Restate the records that follow word for word; no pictures should appear.

[Start Dataset excerpts]

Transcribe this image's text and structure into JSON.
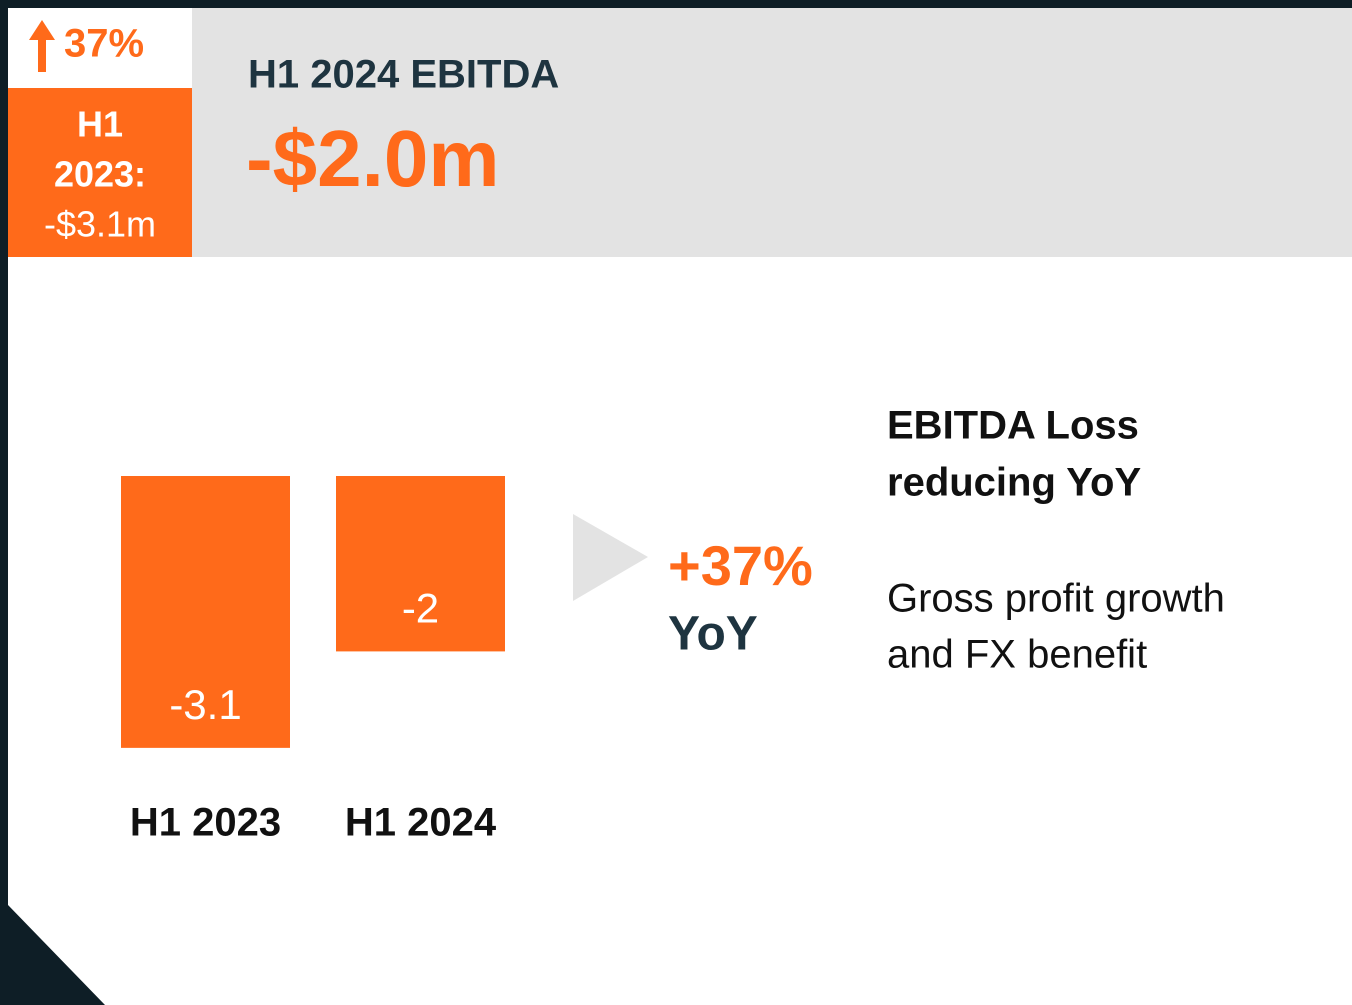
{
  "badge": {
    "change": "37%",
    "label": [
      "H1",
      "2023:",
      "-$3.1m"
    ]
  },
  "header": {
    "title": "H1 2024 EBITDA",
    "value": "-$2.0m"
  },
  "chart_data": {
    "type": "bar",
    "categories": [
      "H1 2023",
      "H1 2024"
    ],
    "values": [
      -3.1,
      -2
    ],
    "color": "#ff6a1a"
  },
  "callout": {
    "change": "+37%",
    "unit": "YoY"
  },
  "notes": {
    "heading": [
      "EBITDA Loss",
      "reducing YoY"
    ],
    "body": [
      "Gross profit growth",
      "and FX benefit"
    ]
  }
}
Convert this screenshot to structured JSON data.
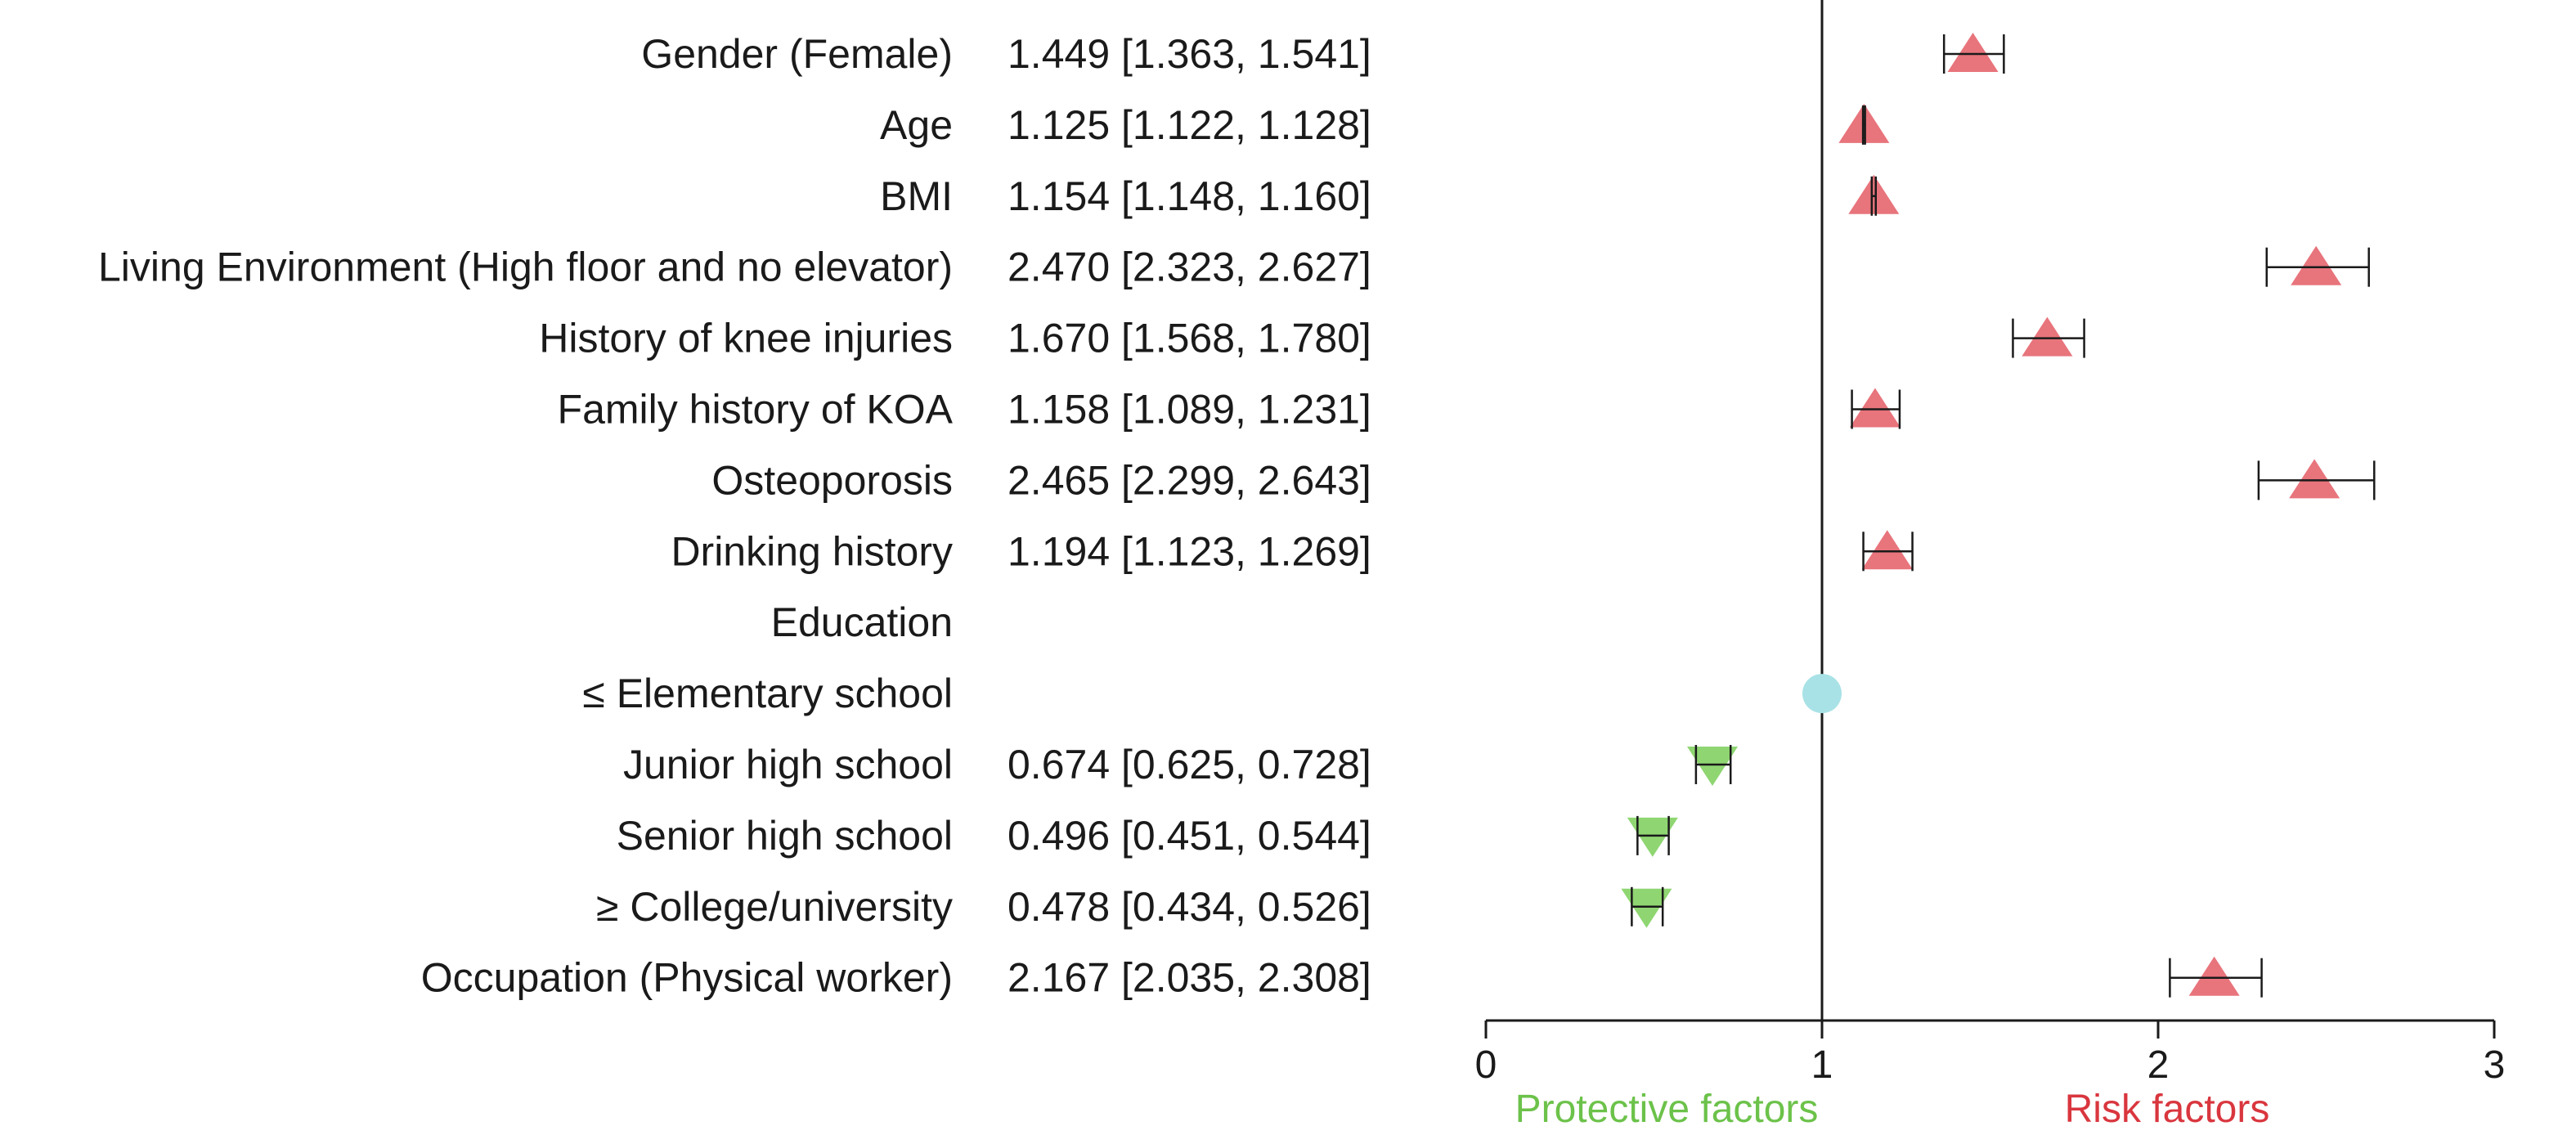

[End Dataset excerpts]

• [Result of the exercise]:
Transcribe this image's text and structure into JSON.
{
  "badge": {
    "change": "37%",
    "label": [
      "H1",
      "2023:",
      "-$3.1m"
    ]
  },
  "header": {
    "title": "H1 2024 EBITDA",
    "value": "-$2.0m"
  },
  "chart_data": {
    "type": "bar",
    "categories": [
      "H1 2023",
      "H1 2024"
    ],
    "values": [
      -3.1,
      -2
    ],
    "color": "#ff6a1a"
  },
  "callout": {
    "change": "+37%",
    "unit": "YoY"
  },
  "notes": {
    "heading": [
      "EBITDA Loss",
      "reducing YoY"
    ],
    "body": [
      "Gross profit growth",
      "and FX benefit"
    ]
  }
}
Convert this screenshot to structured JSON data.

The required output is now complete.